>> start Input data
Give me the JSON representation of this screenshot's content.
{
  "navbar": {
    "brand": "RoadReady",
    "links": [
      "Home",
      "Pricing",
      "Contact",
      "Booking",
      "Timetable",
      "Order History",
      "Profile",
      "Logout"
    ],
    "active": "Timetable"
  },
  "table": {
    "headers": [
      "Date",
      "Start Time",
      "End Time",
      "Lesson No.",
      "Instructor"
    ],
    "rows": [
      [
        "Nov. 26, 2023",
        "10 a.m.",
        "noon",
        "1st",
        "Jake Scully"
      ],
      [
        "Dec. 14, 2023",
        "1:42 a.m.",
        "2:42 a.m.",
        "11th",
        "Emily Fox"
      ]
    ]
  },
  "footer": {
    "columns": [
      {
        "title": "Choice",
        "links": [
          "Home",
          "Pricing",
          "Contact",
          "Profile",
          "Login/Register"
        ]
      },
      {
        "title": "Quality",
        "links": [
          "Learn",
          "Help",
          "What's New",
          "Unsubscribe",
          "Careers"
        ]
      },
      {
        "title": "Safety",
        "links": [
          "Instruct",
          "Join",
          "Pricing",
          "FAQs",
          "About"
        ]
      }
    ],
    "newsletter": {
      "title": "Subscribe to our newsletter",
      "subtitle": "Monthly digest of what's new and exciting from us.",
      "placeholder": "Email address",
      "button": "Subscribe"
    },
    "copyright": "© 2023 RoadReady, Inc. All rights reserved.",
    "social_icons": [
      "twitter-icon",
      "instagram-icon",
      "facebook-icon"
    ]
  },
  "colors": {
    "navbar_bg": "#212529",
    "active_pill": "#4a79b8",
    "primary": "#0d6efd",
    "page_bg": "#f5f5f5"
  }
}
>> end Input data
>> start Input data
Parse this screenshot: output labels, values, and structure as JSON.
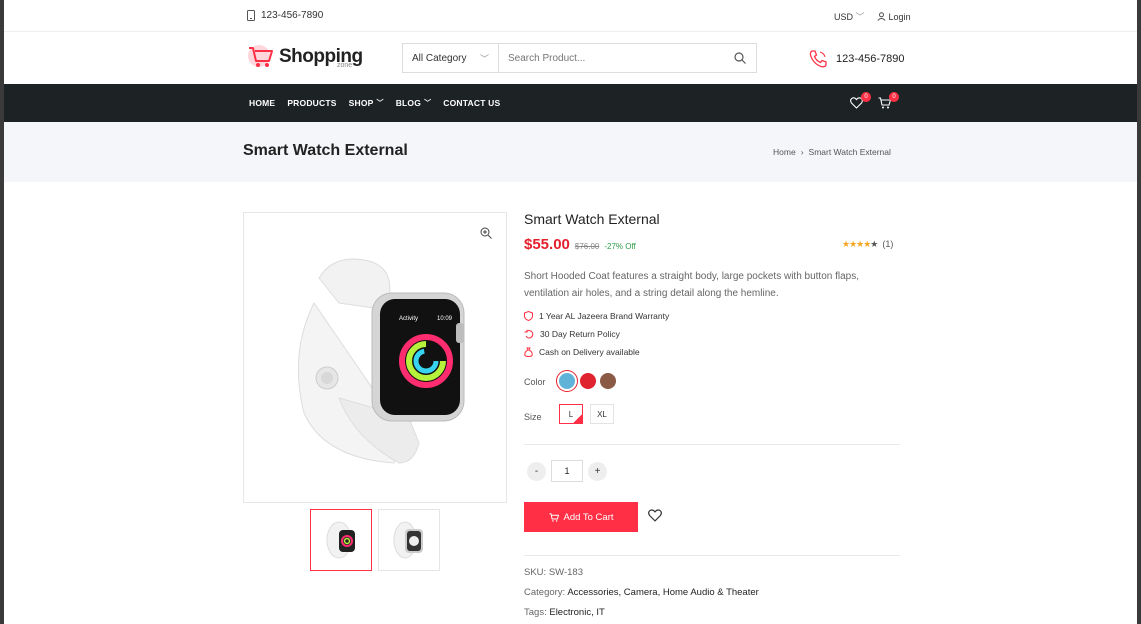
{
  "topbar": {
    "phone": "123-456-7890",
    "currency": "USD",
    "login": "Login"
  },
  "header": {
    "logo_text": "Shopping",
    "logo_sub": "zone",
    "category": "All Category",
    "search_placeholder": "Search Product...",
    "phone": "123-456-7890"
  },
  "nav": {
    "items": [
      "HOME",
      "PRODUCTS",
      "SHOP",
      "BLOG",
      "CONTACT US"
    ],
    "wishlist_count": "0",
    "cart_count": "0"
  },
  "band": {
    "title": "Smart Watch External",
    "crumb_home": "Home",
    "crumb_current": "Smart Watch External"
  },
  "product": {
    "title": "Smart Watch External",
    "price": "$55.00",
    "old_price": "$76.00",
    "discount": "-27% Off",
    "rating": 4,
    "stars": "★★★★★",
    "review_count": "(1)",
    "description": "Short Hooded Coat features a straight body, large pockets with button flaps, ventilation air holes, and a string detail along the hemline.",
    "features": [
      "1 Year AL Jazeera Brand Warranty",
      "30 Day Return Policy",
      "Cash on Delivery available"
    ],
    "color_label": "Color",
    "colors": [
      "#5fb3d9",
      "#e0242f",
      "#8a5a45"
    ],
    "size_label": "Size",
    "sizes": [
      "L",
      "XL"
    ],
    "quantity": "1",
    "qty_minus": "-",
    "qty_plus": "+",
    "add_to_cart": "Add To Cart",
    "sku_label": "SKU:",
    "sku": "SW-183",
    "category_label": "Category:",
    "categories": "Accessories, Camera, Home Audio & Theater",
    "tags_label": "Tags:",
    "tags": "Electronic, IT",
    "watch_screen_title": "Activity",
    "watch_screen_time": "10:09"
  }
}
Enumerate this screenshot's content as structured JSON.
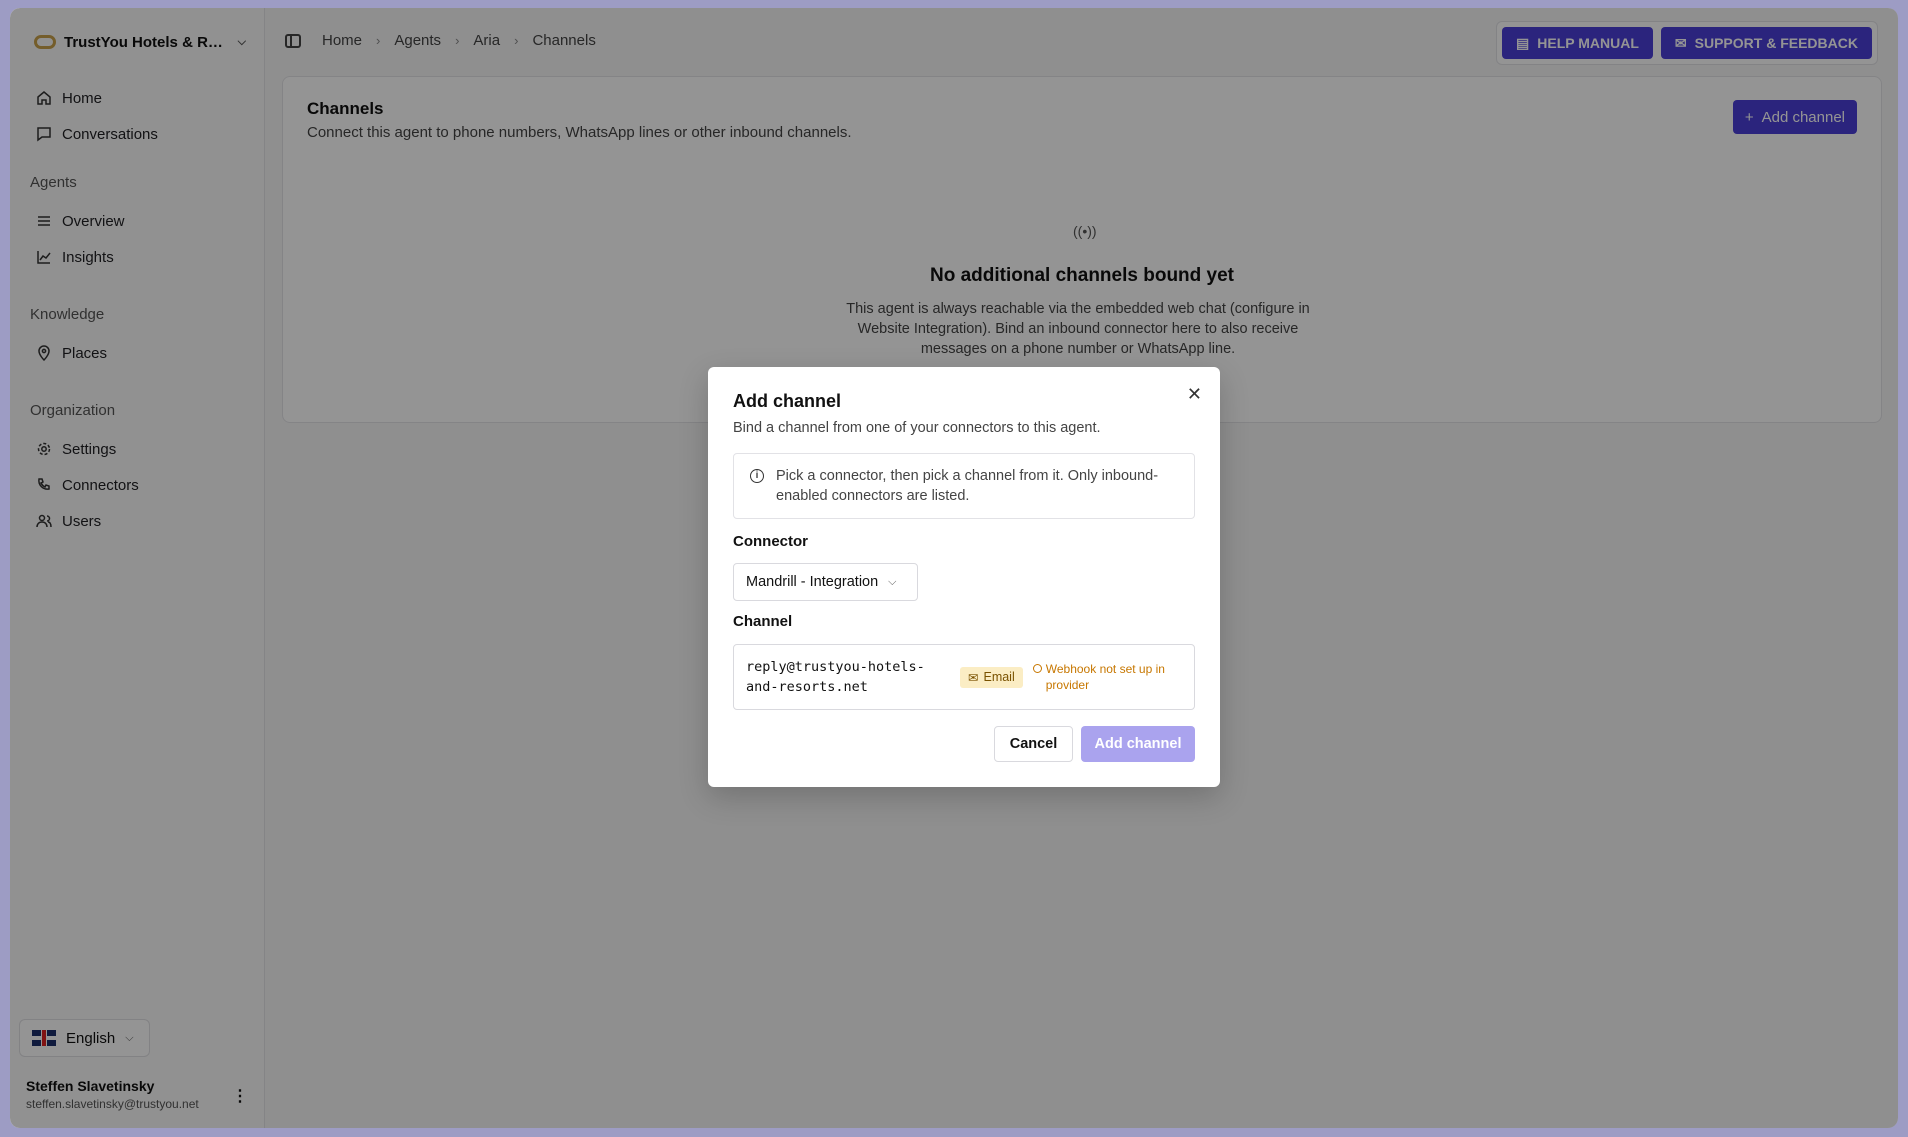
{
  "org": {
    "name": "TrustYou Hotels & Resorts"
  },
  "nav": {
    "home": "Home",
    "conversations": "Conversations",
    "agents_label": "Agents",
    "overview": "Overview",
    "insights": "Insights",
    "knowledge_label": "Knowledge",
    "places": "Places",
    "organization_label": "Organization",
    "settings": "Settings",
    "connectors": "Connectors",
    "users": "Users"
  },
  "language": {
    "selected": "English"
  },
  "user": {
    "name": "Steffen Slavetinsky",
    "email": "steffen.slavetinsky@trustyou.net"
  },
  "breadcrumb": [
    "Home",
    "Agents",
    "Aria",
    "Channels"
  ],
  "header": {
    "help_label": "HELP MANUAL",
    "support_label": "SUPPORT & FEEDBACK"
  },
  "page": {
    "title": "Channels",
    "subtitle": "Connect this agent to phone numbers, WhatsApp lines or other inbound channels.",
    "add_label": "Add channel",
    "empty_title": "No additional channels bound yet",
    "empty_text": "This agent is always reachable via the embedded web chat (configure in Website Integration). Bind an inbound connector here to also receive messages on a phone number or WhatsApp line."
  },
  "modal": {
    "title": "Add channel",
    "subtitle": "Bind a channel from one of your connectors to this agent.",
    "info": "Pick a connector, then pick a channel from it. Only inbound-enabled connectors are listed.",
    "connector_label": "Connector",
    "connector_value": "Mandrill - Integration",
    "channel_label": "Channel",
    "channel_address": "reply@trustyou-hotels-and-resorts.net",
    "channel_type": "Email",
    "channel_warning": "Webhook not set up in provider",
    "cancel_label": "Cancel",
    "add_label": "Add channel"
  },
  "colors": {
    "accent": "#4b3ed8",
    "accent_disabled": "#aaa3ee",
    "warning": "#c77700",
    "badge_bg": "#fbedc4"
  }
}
>> end Input data
[Problem] Track down the lines that include the word "name" and copy them.

[Solution]
    "name": "TrustYou Hotels & Resorts"
    "name": "Steffen Slavetinsky",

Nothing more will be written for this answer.